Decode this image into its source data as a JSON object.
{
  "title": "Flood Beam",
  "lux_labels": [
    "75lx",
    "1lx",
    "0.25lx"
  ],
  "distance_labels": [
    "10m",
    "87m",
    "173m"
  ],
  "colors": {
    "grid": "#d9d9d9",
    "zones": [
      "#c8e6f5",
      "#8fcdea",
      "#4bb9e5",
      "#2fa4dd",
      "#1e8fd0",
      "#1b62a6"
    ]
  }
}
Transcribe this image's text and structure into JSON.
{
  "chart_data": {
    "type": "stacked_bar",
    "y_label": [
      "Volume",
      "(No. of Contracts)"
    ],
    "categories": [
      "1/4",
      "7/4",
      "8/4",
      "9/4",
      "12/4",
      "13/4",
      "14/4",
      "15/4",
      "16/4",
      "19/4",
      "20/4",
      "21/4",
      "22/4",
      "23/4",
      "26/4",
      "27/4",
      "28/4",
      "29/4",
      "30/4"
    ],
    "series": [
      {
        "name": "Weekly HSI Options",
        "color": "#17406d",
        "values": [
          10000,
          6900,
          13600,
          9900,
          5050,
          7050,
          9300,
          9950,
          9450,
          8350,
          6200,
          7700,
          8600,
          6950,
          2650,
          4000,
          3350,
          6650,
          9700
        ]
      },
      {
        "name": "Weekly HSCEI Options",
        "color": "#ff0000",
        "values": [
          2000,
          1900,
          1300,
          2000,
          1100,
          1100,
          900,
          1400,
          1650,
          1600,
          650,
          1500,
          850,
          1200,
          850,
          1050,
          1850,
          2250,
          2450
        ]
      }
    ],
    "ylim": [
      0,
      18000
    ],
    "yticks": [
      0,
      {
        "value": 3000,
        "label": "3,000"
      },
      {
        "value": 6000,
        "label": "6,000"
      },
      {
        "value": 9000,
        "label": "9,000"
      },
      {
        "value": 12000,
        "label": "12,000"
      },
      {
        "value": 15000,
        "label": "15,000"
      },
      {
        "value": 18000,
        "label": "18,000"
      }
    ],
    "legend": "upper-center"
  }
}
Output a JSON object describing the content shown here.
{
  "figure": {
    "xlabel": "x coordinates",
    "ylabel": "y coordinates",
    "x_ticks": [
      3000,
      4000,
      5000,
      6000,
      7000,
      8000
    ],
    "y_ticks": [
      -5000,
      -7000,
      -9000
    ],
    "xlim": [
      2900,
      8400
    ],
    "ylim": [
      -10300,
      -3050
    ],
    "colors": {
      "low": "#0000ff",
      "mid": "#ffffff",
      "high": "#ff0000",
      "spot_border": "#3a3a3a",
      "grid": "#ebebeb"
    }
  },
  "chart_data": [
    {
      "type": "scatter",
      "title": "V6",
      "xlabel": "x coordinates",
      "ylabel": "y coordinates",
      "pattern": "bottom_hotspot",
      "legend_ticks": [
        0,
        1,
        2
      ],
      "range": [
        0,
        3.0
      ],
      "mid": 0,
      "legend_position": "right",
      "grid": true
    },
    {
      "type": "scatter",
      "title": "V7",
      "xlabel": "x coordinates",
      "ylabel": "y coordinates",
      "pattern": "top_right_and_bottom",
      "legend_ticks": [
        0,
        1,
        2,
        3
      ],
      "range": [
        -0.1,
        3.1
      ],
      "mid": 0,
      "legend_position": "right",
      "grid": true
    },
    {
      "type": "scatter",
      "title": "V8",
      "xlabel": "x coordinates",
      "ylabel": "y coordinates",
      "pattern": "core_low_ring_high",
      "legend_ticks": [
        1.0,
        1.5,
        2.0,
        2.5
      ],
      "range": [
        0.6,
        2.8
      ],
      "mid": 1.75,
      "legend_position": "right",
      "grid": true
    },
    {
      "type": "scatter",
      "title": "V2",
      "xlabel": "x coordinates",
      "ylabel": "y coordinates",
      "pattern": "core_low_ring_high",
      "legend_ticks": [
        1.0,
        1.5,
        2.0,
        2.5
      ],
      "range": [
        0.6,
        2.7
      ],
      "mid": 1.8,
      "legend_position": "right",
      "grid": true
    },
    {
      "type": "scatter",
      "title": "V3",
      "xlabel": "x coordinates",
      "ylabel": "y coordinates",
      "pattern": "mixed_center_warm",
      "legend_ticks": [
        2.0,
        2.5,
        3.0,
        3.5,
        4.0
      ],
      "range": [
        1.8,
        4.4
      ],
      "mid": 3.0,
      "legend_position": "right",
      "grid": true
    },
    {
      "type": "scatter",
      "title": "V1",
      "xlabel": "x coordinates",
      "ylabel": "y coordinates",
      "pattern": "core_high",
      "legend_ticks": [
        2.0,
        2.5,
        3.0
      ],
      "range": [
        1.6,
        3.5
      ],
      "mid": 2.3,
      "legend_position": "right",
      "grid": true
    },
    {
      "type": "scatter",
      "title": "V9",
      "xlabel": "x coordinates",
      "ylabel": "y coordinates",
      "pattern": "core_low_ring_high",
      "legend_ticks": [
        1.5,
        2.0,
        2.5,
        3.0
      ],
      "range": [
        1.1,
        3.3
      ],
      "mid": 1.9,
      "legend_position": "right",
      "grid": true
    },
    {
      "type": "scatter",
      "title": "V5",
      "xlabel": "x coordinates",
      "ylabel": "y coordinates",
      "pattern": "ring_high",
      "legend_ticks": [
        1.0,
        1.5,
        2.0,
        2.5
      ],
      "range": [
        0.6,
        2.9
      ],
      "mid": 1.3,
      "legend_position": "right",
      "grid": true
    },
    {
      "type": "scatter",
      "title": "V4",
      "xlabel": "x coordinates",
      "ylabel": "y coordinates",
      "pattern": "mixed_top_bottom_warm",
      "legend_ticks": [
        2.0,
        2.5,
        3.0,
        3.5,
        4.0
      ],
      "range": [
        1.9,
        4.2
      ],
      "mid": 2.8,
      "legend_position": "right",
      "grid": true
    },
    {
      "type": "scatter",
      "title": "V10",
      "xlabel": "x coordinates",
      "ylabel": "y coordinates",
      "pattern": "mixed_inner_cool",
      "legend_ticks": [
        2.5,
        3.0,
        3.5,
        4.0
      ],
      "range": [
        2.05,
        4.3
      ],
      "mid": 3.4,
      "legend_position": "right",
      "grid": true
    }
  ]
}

######

- _Exercise directions_: From the records above, extract each line exactly as shown.

- _Full output_:
Decode this image into its source data as a JSON object.
{
  "title": "Flood Beam",
  "lux_labels": [
    "75lx",
    "1lx",
    "0.25lx"
  ],
  "distance_labels": [
    "10m",
    "87m",
    "173m"
  ],
  "colors": {
    "grid": "#d9d9d9",
    "zones": [
      "#c8e6f5",
      "#8fcdea",
      "#4bb9e5",
      "#2fa4dd",
      "#1e8fd0",
      "#1b62a6"
    ]
  }
}
Transcribe this image's text and structure into JSON.
{
  "chart_data": {
    "type": "stacked_bar",
    "y_label": [
      "Volume",
      "(No. of Contracts)"
    ],
    "categories": [
      "1/4",
      "7/4",
      "8/4",
      "9/4",
      "12/4",
      "13/4",
      "14/4",
      "15/4",
      "16/4",
      "19/4",
      "20/4",
      "21/4",
      "22/4",
      "23/4",
      "26/4",
      "27/4",
      "28/4",
      "29/4",
      "30/4"
    ],
    "series": [
      {
        "name": "Weekly HSI Options",
        "color": "#17406d",
        "values": [
          10000,
          6900,
          13600,
          9900,
          5050,
          7050,
          9300,
          9950,
          9450,
          8350,
          6200,
          7700,
          8600,
          6950,
          2650,
          4000,
          3350,
          6650,
          9700
        ]
      },
      {
        "name": "Weekly HSCEI Options",
        "color": "#ff0000",
        "values": [
          2000,
          1900,
          1300,
          2000,
          1100,
          1100,
          900,
          1400,
          1650,
          1600,
          650,
          1500,
          850,
          1200,
          850,
          1050,
          1850,
          2250,
          2450
        ]
      }
    ],
    "ylim": [
      0,
      18000
    ],
    "yticks": [
      0,
      {
        "value": 3000,
        "label": "3,000"
      },
      {
        "value": 6000,
        "label": "6,000"
      },
      {
        "value": 9000,
        "label": "9,000"
      },
      {
        "value": 12000,
        "label": "12,000"
      },
      {
        "value": 15000,
        "label": "15,000"
      },
      {
        "value": 18000,
        "label": "18,000"
      }
    ],
    "legend": "upper-center"
  }
}
Output a JSON object describing the content shown here.
{
  "figure": {
    "xlabel": "x coordinates",
    "ylabel": "y coordinates",
    "x_ticks": [
      3000,
      4000,
      5000,
      6000,
      7000,
      8000
    ],
    "y_ticks": [
      -5000,
      -7000,
      -9000
    ],
    "xlim": [
      2900,
      8400
    ],
    "ylim": [
      -10300,
      -3050
    ],
    "colors": {
      "low": "#0000ff",
      "mid": "#ffffff",
      "high": "#ff0000",
      "spot_border": "#3a3a3a",
      "grid": "#ebebeb"
    }
  },
  "chart_data": [
    {
      "type": "scatter",
      "title": "V6",
      "xlabel": "x coordinates",
      "ylabel": "y coordinates",
      "pattern": "bottom_hotspot",
      "legend_ticks": [
        0,
        1,
        2
      ],
      "range": [
        0,
        3.0
      ],
      "mid": 0,
      "legend_position": "right",
      "grid": true
    },
    {
      "type": "scatter",
      "title": "V7",
      "xlabel": "x coordinates",
      "ylabel": "y coordinates",
      "pattern": "top_right_and_bottom",
      "legend_ticks": [
        0,
        1,
        2,
        3
      ],
      "range": [
        -0.1,
        3.1
      ],
      "mid": 0,
      "legend_position": "right",
      "grid": true
    },
    {
      "type": "scatter",
      "title": "V8",
      "xlabel": "x coordinates",
      "ylabel": "y coordinates",
      "pattern": "core_low_ring_high",
      "legend_ticks": [
        1.0,
        1.5,
        2.0,
        2.5
      ],
      "range": [
        0.6,
        2.8
      ],
      "mid": 1.75,
      "legend_position": "right",
      "grid": true
    },
    {
      "type": "scatter",
      "title": "V2",
      "xlabel": "x coordinates",
      "ylabel": "y coordinates",
      "pattern": "core_low_ring_high",
      "legend_ticks": [
        1.0,
        1.5,
        2.0,
        2.5
      ],
      "range": [
        0.6,
        2.7
      ],
      "mid": 1.8,
      "legend_position": "right",
      "grid": true
    },
    {
      "type": "scatter",
      "title": "V3",
      "xlabel": "x coordinates",
      "ylabel": "y coordinates",
      "pattern": "mixed_center_warm",
      "legend_ticks": [
        2.0,
        2.5,
        3.0,
        3.5,
        4.0
      ],
      "range": [
        1.8,
        4.4
      ],
      "mid": 3.0,
      "legend_position": "right",
      "grid": true
    },
    {
      "type": "scatter",
      "title": "V1",
      "xlabel": "x coordinates",
      "ylabel": "y coordinates",
      "pattern": "core_high",
      "legend_ticks": [
        2.0,
        2.5,
        3.0
      ],
      "range": [
        1.6,
        3.5
      ],
      "mid": 2.3,
      "legend_position": "right",
      "grid": true
    },
    {
      "type": "scatter",
      "title": "V9",
      "xlabel": "x coordinates",
      "ylabel": "y coordinates",
      "pattern": "core_low_ring_high",
      "legend_ticks": [
        1.5,
        2.0,
        2.5,
        3.0
      ],
      "range": [
        1.1,
        3.3
      ],
      "mid": 1.9,
      "legend_position": "right",
      "grid": true
    },
    {
      "type": "scatter",
      "title": "V5",
      "xlabel": "x coordinates",
      "ylabel": "y coordinates",
      "pattern": "ring_high",
      "legend_ticks": [
        1.0,
        1.5,
        2.0,
        2.5
      ],
      "range": [
        0.6,
        2.9
      ],
      "mid": 1.3,
      "legend_position": "right",
      "grid": true
    },
    {
      "type": "scatter",
      "title": "V4",
      "xlabel": "x coordinates",
      "ylabel": "y coordinates",
      "pattern": "mixed_top_bottom_warm",
      "legend_ticks": [
        2.0,
        2.5,
        3.0,
        3.5,
        4.0
      ],
      "range": [
        1.9,
        4.2
      ],
      "mid": 2.8,
      "legend_position": "right",
      "grid": true
    },
    {
      "type": "scatter",
      "title": "V10",
      "xlabel": "x coordinates",
      "ylabel": "y coordinates",
      "pattern": "mixed_inner_cool",
      "legend_ticks": [
        2.5,
        3.0,
        3.5,
        4.0
      ],
      "range": [
        2.05,
        4.3
      ],
      "mid": 3.4,
      "legend_position": "right",
      "grid": true
    }
  ]
}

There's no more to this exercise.